A run of records:
--- begin ---

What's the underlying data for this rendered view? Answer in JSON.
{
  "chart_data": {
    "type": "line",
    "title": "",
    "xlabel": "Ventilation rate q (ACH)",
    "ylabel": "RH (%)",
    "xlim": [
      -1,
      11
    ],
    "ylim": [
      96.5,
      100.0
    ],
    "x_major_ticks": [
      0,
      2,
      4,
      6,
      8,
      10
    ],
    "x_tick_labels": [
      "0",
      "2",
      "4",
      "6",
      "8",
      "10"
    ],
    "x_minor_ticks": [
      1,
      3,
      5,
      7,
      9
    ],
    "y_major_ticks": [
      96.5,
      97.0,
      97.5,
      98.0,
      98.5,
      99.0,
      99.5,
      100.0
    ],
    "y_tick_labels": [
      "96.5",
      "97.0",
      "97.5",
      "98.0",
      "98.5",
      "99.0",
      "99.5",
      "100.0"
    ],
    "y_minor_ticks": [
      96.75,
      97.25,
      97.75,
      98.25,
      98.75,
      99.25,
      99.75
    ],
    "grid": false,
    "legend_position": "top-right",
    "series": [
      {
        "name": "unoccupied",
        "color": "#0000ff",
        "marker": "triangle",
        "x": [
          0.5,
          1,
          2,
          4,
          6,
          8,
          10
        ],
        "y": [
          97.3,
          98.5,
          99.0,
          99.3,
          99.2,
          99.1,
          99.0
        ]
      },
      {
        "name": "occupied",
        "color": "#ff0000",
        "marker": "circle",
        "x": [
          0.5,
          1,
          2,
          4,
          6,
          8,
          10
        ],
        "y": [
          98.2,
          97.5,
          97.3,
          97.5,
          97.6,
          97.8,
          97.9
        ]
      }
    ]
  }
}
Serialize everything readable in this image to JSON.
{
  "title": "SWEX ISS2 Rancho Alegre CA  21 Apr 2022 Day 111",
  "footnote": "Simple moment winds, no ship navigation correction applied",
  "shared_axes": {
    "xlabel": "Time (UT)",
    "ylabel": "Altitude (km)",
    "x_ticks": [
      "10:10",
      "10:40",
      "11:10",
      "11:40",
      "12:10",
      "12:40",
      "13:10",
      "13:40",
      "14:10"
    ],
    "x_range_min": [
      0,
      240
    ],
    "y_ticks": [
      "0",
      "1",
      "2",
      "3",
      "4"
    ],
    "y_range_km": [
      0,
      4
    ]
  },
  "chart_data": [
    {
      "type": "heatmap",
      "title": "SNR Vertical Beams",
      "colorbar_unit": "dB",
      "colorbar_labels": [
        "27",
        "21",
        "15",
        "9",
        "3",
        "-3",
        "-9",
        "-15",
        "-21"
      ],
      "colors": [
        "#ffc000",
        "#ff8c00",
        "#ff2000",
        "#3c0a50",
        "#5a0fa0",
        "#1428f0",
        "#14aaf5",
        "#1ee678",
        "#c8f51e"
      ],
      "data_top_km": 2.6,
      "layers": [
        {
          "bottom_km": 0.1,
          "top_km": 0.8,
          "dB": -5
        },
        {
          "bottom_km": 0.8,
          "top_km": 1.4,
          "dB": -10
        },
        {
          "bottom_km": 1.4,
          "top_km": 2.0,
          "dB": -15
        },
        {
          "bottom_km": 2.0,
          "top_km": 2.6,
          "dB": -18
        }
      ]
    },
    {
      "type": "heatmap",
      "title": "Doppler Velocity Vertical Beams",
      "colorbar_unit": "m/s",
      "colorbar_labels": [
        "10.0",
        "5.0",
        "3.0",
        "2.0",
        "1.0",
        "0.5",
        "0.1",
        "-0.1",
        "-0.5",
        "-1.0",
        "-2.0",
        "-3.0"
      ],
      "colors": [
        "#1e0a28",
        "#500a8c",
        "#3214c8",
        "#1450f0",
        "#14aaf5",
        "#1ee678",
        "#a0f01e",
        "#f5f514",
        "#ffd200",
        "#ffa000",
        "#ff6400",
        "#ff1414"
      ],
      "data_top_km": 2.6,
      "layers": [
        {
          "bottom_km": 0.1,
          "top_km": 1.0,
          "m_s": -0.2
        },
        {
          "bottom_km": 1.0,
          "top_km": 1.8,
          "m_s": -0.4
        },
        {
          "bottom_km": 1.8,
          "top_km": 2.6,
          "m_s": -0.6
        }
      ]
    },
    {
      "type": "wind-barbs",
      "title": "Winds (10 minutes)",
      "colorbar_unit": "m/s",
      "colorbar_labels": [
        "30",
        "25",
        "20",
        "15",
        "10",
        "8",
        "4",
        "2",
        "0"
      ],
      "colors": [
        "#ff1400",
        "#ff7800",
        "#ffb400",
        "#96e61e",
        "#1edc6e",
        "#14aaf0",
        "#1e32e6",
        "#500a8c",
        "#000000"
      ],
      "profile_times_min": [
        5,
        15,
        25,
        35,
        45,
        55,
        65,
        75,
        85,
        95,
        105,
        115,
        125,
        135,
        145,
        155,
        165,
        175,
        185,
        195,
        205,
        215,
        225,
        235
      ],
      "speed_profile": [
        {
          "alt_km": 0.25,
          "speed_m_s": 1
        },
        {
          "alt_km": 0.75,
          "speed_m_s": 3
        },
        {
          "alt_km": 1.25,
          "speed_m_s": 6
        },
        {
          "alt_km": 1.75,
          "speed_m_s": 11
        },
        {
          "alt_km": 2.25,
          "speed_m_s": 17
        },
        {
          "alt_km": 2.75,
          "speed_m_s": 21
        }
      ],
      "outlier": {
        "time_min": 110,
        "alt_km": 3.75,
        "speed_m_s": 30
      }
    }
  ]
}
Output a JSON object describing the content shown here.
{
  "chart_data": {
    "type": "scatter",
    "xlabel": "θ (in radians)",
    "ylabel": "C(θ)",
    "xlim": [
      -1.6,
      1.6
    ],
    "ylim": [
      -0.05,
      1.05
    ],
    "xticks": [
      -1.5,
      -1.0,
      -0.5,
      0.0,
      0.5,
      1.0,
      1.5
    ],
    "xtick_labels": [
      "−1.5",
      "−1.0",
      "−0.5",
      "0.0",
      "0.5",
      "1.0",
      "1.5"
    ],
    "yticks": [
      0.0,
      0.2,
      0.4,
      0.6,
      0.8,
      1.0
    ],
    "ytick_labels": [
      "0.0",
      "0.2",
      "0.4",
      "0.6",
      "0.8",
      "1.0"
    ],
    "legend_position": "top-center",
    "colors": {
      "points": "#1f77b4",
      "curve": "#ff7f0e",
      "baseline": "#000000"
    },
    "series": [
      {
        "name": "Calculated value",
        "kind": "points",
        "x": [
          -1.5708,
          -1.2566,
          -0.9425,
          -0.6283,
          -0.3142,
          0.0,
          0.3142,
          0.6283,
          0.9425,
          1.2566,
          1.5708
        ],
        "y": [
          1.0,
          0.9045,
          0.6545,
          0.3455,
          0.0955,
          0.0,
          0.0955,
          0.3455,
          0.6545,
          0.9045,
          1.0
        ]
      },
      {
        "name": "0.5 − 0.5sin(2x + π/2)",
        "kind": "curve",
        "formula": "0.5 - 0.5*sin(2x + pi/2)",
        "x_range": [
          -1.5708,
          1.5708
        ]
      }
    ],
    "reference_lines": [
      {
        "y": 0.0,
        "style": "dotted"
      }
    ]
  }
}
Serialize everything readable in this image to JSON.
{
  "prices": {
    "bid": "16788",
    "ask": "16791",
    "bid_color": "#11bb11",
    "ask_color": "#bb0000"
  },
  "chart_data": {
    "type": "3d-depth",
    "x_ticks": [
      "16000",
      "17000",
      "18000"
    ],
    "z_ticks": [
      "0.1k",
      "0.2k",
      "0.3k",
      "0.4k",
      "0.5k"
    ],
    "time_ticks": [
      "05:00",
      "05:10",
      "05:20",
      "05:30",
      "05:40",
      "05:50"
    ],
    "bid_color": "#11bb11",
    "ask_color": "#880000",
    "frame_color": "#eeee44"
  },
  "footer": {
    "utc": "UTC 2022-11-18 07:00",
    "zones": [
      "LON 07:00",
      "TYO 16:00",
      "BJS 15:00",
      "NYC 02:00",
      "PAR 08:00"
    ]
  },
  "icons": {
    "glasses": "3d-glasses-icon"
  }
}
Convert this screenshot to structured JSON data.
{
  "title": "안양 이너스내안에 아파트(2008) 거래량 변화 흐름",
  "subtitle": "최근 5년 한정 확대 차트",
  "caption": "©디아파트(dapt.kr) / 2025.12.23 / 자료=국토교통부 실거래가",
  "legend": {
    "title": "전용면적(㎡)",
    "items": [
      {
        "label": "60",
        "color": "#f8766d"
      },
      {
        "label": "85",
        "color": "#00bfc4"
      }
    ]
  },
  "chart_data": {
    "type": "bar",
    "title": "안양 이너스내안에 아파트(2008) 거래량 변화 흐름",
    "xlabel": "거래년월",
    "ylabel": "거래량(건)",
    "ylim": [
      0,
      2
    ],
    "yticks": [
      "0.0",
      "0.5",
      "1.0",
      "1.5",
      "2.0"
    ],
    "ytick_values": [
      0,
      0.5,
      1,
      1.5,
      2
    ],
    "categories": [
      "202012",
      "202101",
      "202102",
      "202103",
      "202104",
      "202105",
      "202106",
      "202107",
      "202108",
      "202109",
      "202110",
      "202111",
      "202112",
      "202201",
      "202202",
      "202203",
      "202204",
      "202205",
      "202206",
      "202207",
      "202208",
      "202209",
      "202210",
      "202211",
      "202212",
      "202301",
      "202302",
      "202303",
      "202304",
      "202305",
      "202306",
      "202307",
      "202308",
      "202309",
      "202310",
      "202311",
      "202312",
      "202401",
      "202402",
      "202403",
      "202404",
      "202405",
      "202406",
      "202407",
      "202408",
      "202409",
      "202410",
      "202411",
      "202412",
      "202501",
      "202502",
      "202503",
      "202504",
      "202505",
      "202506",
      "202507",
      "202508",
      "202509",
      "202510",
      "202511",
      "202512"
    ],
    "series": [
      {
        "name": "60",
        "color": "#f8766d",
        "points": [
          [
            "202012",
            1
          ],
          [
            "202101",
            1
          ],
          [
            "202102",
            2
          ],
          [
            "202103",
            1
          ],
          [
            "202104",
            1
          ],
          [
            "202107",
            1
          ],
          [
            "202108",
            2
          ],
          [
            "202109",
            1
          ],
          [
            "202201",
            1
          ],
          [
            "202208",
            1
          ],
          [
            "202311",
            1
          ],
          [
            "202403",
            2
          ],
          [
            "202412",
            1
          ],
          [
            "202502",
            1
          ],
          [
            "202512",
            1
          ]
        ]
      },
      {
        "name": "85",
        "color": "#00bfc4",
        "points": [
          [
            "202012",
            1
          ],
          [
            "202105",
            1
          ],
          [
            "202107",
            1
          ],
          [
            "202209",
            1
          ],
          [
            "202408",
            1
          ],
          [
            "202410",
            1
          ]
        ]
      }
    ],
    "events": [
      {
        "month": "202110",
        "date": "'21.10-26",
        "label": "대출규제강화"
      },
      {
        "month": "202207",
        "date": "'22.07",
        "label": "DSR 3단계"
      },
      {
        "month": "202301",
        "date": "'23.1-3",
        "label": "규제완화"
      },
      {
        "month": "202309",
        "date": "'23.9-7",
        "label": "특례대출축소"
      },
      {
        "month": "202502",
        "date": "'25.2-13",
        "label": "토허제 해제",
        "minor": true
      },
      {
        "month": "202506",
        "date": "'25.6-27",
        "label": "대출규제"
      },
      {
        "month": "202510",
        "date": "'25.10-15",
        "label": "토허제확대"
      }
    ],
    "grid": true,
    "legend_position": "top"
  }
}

--- end ---

▶ Required work
Go through the data above and find the lines with the word "이너스내안에". Copy each of those lines.

▶ Solution
  "title": "안양 이너스내안에 아파트(2008) 거래량 변화 흐름",
    "title": "안양 이너스내안에 아파트(2008) 거래량 변화 흐름",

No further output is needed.